- Theatrical release poster
- Spanish: El amor perjudica seriamente la salud
- Directed by: Manuel Gómez Pereira
- Written by: Yolanda García Serrano Manuel Gómez Pereira Juan Luis Iborra Joaquín Oristrell
- Produced by: César Benítez Manuel Gómez Pereira Joaquín Oristrell
- Starring: Ana Belén Juanjo Puigcorbé Gabino Diego Penélope Cruz
- Cinematography: Juan Amorós
- Edited by: Guillermo Represa
- Music by: Bernardo Bonezzi
- Production companies: Sogetel; BocaBoca Producciones; Le Studio Canal+; DMVB Films;
- Distributed by: Columbia TriStar Films de España (Spain); Les Acacias (France);
- Release date: 10 January 1997;
- Running time: 117 minutes
- Countries: Spain; France;
- Language: Spanish

= Love Can Seriously Damage Your Health =

Love Can Seriously Damage Your Health (El amor perjudica seriamente la salud) is a 1997 Spanish comedy film directed by Manuel Gómez Pereira and starring Ana Belén, Juanjo Puigcorbé, Gabino Diego and Penélope Cruz.

==Synopsis ==
In Paris, King Juan Carlos I offers a dinner at Hôtel Crillon. Diana (Ana Belén) meets Santi (Juanjo Puigcorbé), an old lover, who now is the King's bodyguard. They remember how they met each other, 30 years ago, in another hotel, in Madrid. Diana (Penélope Cruz) and Santi (Gabino Diego) met when The Beatles were going to play. He works in the hotel. She hides under John Lennon's bed because she's in love with the singer. But, what starts is an attraction between them. It is an impossible love because she wants to be rich and famous, and he is poor and has to join the Air Force. When they meet again, Diana has become a socialite, and Santi is a pilot. Both are married, but the love goes on...

# [Instructions]
#1 Condense the paragraph of the film text that begins "In Paris, King Juan Carlos I" into a short bulleted list, keeping its main facts.
#2 Answer these questions from the film text:
(a) What is the film's running time?
(b) Who handled the cinematography?
(c) At which Paris hotel does the King's dinner take place?
The data that follows is separate material from the film text above.

# [Provided information]
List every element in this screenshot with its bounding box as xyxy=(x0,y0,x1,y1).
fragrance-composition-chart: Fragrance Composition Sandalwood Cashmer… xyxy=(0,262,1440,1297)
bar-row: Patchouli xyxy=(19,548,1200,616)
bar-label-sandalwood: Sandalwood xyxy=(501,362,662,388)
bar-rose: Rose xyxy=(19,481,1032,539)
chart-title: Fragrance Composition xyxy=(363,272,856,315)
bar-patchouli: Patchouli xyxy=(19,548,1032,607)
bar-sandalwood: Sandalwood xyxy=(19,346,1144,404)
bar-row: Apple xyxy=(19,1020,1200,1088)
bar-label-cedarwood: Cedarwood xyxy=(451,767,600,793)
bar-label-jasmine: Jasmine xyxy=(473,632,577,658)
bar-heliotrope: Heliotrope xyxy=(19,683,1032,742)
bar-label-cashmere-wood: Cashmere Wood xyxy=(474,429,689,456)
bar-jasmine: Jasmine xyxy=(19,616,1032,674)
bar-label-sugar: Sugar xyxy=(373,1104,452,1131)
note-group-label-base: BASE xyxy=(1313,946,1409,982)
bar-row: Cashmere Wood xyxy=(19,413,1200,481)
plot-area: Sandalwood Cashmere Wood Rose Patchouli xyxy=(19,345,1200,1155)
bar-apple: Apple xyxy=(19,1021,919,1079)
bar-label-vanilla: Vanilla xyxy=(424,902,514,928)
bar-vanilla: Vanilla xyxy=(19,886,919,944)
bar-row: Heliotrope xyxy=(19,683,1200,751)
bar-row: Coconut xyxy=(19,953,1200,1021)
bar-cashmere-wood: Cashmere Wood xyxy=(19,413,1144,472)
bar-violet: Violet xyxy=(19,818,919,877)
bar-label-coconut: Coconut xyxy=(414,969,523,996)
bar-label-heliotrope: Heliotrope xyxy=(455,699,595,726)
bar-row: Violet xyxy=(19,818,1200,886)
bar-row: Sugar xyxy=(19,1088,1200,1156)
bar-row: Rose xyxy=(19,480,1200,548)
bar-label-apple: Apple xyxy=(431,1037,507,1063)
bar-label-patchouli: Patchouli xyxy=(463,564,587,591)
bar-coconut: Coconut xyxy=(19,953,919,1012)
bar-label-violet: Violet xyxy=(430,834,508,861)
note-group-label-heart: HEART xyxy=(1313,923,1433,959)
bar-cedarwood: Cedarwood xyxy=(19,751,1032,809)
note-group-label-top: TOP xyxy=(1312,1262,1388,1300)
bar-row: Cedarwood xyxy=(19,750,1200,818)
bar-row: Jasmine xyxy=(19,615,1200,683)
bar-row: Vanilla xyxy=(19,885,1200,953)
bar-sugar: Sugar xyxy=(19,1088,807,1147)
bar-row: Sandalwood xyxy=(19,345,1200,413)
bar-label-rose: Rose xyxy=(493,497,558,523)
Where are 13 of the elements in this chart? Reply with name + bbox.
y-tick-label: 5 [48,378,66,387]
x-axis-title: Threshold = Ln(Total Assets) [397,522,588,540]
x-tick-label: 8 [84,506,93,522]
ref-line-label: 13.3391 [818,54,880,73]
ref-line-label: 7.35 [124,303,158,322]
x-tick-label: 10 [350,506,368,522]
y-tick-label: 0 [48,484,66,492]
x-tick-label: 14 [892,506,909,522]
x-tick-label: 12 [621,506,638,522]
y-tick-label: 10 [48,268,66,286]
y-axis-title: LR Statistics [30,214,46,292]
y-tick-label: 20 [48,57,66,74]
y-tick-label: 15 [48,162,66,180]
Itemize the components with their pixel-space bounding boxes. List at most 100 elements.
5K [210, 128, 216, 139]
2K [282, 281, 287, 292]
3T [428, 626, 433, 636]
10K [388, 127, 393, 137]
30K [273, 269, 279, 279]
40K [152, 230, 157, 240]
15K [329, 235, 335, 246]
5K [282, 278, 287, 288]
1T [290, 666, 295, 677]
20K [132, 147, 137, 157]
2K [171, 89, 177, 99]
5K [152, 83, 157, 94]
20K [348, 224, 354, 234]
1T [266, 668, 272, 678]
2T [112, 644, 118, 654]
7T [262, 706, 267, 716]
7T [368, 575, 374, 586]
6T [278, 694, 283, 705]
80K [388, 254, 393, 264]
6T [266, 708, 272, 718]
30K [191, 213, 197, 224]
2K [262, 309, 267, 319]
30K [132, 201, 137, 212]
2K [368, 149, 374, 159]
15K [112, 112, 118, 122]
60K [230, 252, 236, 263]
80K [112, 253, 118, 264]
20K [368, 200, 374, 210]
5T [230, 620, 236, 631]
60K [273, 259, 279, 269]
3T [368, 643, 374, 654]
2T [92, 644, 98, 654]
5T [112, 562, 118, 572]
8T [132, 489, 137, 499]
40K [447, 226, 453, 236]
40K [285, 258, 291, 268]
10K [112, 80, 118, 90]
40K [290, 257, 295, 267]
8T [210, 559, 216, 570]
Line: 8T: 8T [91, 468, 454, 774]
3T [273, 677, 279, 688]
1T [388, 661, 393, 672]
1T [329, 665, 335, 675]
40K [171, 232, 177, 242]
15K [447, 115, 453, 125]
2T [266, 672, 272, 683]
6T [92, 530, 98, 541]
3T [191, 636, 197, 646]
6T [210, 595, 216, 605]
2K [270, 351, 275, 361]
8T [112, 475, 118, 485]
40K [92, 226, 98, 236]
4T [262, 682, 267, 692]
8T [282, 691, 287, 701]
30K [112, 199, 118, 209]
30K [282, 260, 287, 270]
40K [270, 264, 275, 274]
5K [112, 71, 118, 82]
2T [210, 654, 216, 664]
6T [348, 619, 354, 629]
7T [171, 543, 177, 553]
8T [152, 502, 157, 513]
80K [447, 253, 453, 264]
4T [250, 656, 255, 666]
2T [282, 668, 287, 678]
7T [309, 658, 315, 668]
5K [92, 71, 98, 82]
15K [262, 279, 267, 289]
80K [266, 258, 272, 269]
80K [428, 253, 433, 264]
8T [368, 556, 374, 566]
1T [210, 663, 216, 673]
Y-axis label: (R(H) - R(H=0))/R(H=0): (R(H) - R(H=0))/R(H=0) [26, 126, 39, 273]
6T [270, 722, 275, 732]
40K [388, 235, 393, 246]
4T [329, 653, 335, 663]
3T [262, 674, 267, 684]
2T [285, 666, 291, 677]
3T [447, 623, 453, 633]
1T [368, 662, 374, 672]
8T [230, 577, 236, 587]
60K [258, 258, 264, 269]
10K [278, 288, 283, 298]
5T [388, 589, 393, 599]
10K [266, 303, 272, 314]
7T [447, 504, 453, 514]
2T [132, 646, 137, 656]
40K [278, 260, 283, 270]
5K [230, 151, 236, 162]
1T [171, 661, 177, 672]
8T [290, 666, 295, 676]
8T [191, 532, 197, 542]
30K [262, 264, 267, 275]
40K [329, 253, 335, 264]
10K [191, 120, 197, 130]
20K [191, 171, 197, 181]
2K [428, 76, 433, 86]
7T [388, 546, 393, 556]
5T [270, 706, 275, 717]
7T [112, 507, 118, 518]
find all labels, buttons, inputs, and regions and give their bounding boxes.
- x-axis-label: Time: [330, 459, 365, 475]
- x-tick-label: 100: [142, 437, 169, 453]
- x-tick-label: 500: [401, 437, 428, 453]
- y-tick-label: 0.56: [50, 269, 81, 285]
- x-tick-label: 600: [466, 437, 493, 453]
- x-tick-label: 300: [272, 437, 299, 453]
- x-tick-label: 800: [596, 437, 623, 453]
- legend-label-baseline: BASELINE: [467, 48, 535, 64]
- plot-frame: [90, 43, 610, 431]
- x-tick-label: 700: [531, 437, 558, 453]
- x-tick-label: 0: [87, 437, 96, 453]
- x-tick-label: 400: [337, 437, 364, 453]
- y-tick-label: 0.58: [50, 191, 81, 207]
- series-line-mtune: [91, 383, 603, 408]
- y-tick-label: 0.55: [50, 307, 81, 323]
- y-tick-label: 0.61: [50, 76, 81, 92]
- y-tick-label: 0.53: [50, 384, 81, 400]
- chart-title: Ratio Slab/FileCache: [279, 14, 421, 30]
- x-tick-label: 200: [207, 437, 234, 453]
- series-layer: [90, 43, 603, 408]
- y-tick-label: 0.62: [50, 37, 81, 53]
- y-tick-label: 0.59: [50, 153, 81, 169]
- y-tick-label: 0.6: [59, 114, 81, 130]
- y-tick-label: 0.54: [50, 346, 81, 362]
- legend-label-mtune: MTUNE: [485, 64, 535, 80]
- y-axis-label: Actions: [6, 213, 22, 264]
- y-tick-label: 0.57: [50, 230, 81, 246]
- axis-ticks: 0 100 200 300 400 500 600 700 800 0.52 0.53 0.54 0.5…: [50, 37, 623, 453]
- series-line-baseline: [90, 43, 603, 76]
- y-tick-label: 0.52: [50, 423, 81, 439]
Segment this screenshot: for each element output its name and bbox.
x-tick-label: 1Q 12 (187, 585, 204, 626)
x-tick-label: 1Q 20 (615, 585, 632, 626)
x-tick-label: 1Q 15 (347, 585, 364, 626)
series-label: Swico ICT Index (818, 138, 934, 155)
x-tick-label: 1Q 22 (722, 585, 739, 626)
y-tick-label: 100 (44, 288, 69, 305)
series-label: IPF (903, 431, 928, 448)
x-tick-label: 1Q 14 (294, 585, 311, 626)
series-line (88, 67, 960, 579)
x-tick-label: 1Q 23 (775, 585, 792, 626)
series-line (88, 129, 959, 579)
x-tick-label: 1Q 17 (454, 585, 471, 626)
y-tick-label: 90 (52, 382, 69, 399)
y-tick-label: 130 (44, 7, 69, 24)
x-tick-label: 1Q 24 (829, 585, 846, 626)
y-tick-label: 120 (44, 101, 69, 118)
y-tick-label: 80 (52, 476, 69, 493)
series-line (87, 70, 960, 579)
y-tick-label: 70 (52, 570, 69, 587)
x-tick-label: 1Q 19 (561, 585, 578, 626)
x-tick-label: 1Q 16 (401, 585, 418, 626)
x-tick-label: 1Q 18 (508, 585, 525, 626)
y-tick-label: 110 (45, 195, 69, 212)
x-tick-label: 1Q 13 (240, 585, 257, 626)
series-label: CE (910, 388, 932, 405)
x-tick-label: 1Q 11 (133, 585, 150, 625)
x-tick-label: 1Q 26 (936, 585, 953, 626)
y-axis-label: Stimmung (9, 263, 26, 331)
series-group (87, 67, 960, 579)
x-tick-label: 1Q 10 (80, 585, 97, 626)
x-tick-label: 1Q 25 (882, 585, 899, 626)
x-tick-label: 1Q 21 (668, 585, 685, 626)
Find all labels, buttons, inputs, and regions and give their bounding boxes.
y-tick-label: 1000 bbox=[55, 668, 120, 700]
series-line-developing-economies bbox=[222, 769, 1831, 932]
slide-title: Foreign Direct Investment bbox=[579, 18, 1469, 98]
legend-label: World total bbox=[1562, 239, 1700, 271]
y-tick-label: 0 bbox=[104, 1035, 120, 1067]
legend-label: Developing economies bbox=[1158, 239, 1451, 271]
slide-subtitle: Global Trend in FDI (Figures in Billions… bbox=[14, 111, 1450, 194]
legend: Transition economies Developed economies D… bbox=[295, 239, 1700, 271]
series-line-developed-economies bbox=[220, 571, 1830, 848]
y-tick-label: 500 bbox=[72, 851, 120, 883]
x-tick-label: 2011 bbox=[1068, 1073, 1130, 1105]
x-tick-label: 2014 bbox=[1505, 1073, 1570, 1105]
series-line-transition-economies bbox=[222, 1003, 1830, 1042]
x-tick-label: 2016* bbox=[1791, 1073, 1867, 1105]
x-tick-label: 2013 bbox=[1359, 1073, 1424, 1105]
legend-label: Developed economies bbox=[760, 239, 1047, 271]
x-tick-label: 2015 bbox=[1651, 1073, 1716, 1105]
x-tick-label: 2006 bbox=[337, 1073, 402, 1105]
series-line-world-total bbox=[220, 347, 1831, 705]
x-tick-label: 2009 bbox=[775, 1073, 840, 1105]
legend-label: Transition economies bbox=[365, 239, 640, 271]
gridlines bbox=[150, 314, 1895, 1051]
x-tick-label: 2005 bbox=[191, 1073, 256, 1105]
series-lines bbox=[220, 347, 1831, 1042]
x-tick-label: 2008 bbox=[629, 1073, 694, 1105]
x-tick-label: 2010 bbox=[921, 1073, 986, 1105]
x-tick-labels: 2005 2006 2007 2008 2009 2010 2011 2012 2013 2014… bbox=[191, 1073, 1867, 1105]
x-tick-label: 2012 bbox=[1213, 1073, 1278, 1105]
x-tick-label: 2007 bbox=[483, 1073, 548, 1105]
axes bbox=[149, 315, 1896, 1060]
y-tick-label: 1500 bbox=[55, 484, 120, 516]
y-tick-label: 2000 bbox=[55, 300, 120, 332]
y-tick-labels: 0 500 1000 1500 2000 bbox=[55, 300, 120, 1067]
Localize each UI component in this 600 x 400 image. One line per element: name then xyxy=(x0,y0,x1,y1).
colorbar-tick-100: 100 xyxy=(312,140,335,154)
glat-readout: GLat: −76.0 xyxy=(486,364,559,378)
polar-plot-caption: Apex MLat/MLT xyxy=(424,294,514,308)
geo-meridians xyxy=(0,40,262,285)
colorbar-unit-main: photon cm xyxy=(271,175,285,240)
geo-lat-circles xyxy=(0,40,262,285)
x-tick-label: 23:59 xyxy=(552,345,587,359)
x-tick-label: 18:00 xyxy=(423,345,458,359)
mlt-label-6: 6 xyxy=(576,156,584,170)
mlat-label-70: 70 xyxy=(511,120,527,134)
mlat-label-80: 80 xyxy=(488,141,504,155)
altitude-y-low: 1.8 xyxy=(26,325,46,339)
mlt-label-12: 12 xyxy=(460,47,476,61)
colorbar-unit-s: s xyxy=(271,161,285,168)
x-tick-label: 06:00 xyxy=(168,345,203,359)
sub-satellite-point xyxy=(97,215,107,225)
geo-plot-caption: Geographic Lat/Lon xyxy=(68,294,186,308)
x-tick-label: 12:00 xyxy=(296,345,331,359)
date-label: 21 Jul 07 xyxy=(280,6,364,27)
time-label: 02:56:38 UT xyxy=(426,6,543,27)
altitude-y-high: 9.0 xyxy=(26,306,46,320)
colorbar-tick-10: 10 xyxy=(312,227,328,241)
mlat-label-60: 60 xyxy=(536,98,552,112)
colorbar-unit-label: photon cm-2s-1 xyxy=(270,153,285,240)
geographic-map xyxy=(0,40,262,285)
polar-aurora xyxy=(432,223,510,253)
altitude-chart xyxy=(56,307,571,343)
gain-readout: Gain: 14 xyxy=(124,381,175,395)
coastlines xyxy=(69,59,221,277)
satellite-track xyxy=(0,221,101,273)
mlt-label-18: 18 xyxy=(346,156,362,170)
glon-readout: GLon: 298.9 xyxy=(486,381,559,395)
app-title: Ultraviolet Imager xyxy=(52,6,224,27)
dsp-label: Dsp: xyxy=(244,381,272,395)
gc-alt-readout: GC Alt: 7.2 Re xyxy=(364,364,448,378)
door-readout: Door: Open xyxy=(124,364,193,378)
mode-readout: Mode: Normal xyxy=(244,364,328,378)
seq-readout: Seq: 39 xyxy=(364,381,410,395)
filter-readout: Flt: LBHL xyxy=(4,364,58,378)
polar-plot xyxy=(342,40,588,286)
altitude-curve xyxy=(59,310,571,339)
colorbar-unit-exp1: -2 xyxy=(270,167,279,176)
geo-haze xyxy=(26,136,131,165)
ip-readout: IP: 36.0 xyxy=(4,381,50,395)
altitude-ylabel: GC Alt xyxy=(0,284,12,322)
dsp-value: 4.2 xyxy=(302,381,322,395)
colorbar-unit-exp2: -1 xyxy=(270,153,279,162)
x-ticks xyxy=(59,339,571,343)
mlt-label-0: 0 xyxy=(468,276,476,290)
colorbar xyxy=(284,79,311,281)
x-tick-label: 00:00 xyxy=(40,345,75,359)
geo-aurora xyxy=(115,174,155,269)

# [Expected results]
#1
- At a dinner given by King Juan Carlos I at the Hôtel Crillon in Paris, Diana (Ana Belén) meets her old lover Santi (Juanjo Puigcorbé), now the King's bodyguard.
- They recall meeting 30 years earlier at a Madrid hotel when The Beatles were going to play.
- Young Santi (Gabino Diego) worked at the hotel, and young Diana (Penélope Cruz) hid under John Lennon's bed because she was in love with him.
- An attraction began between them, but their love was impossible: she wanted to be rich and famous, while he was poor and had to join the Air Force.
- When they met again, Diana was a socialite and Santi a pilot. Both were married, but their love continued.

#2
(a) 117 minutes
(b) Juan Amorós
(c) Hôtel Crillon